[Do this] Pick out the lines below that include the string "ylabel".

[Data extract]

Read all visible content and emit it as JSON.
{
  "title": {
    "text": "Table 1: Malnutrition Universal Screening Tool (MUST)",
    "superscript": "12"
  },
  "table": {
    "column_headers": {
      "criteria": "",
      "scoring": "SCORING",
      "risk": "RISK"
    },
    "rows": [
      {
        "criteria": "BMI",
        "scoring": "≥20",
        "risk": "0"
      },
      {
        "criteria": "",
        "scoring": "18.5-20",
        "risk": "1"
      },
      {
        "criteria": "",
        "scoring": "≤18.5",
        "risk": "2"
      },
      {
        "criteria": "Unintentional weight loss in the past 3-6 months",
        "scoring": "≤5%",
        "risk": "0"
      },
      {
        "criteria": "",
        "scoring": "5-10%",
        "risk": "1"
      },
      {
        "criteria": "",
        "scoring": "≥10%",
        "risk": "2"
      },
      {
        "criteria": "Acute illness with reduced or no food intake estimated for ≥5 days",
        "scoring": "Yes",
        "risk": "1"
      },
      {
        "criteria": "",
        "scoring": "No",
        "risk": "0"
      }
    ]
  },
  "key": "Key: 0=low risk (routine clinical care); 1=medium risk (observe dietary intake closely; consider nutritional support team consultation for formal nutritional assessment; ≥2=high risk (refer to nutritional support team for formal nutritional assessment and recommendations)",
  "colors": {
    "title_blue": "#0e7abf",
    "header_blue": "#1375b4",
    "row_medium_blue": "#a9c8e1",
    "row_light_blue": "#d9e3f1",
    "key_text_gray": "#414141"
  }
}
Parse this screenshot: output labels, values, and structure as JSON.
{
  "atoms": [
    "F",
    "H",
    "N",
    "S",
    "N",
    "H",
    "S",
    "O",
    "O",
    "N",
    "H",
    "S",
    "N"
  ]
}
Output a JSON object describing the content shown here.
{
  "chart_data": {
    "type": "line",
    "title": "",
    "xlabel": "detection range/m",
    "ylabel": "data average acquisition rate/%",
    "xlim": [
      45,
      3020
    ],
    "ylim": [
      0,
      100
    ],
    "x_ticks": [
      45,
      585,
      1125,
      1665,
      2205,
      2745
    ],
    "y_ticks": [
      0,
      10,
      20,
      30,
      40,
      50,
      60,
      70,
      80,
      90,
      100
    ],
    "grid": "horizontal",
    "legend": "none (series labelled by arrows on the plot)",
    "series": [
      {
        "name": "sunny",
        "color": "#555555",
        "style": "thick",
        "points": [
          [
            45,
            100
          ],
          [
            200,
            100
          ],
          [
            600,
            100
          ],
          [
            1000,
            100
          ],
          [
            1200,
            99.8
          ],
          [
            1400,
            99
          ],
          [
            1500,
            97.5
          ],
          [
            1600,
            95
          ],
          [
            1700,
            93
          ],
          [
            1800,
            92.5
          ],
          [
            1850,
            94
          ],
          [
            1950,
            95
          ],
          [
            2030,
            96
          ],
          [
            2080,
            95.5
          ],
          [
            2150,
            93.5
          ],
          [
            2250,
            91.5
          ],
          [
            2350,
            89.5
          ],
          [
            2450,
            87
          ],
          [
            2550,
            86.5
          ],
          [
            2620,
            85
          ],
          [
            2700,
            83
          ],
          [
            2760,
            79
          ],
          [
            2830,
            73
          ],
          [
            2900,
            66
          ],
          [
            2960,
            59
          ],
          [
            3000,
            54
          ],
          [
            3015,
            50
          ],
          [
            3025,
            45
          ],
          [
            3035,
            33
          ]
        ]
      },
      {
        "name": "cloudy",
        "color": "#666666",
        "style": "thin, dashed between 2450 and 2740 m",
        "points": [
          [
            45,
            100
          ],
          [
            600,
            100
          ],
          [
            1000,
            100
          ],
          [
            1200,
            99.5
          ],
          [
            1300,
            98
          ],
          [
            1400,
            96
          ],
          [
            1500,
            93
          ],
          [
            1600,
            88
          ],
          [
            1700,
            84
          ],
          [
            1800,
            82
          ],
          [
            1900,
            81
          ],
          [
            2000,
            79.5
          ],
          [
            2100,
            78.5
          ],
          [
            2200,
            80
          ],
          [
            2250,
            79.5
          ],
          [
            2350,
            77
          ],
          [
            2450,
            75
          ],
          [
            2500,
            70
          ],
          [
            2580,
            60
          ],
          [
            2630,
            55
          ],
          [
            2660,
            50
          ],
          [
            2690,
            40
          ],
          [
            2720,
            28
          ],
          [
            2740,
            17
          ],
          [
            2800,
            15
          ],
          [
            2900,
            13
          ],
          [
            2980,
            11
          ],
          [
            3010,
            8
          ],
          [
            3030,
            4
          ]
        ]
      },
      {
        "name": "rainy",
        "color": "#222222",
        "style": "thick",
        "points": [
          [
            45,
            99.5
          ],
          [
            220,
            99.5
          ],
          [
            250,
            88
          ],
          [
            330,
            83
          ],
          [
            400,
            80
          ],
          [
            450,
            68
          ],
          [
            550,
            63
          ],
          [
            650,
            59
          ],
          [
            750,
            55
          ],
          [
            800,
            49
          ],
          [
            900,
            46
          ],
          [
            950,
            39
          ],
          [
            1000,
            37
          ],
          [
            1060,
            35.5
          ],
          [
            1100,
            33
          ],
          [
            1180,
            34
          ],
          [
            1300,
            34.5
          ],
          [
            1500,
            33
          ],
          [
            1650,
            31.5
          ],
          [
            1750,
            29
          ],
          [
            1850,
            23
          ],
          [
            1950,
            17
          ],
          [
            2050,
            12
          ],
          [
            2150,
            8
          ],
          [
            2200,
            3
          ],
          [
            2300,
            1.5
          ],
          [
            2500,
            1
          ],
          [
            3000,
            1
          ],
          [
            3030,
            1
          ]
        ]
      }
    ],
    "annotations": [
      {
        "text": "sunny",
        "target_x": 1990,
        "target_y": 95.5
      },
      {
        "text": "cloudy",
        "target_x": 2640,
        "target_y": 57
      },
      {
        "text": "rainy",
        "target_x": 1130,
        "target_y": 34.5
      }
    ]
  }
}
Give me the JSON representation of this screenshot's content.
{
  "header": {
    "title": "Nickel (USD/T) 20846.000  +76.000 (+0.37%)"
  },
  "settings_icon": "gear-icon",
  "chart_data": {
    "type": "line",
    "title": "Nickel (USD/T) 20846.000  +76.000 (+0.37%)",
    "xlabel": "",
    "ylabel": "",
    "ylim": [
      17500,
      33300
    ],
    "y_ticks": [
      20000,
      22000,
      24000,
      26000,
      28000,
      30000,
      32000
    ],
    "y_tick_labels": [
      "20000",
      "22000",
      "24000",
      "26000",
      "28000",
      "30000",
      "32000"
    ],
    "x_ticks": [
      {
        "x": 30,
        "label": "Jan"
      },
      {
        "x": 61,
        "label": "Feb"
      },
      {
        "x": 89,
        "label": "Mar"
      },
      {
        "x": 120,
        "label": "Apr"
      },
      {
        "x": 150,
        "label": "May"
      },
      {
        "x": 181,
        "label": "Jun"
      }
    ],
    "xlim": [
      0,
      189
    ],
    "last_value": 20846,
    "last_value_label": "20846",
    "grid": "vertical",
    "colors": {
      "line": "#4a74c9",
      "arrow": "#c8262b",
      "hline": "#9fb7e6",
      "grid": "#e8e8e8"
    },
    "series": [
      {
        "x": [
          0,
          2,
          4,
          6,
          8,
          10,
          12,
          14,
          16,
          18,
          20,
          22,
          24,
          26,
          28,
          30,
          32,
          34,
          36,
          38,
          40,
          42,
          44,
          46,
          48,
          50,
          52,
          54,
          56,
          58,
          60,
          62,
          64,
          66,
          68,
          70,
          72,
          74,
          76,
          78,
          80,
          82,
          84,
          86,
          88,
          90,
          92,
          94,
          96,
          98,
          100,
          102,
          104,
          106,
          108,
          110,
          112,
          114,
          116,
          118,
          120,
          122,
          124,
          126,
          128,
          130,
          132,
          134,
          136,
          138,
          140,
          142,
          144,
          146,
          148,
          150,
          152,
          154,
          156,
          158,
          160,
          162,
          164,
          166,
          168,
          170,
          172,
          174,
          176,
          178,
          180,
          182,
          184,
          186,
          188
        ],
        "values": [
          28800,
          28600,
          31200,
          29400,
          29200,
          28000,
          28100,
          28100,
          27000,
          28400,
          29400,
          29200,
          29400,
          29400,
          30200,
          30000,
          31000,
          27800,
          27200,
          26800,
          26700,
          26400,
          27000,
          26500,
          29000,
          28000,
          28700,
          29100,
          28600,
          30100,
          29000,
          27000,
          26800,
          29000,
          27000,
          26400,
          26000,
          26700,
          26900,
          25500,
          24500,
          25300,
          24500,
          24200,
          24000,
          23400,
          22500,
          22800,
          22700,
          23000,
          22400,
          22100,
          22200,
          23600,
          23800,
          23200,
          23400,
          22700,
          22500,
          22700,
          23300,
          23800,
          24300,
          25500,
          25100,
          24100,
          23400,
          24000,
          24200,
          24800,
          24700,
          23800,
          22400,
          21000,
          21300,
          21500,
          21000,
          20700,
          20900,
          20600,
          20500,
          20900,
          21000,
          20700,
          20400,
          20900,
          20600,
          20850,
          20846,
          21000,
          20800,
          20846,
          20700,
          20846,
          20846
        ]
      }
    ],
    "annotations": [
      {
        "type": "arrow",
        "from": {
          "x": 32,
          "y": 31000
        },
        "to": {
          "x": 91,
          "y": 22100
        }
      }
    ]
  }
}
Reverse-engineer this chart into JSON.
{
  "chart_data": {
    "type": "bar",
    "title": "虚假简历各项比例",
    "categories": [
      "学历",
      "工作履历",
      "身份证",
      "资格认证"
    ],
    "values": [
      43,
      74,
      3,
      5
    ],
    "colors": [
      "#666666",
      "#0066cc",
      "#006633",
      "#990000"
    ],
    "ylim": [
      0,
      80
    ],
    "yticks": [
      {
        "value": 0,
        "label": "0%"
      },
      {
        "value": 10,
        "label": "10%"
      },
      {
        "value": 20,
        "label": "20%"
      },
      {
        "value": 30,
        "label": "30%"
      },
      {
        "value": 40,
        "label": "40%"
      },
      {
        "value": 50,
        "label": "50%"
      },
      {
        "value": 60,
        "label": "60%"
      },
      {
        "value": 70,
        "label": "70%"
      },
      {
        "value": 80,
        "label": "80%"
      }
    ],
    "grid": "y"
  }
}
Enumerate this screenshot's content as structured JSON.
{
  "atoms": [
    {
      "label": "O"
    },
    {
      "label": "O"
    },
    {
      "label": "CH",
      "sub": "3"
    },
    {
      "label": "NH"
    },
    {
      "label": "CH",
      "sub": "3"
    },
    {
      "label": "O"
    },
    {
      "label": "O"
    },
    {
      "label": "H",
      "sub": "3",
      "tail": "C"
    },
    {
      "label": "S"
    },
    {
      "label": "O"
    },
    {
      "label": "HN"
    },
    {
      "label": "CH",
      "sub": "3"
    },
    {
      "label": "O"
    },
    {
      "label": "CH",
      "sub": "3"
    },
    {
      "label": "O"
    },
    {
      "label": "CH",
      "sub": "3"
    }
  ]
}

[Written response]
    "ylabel": "data average acquisition rate/%",
    "ylabel": "",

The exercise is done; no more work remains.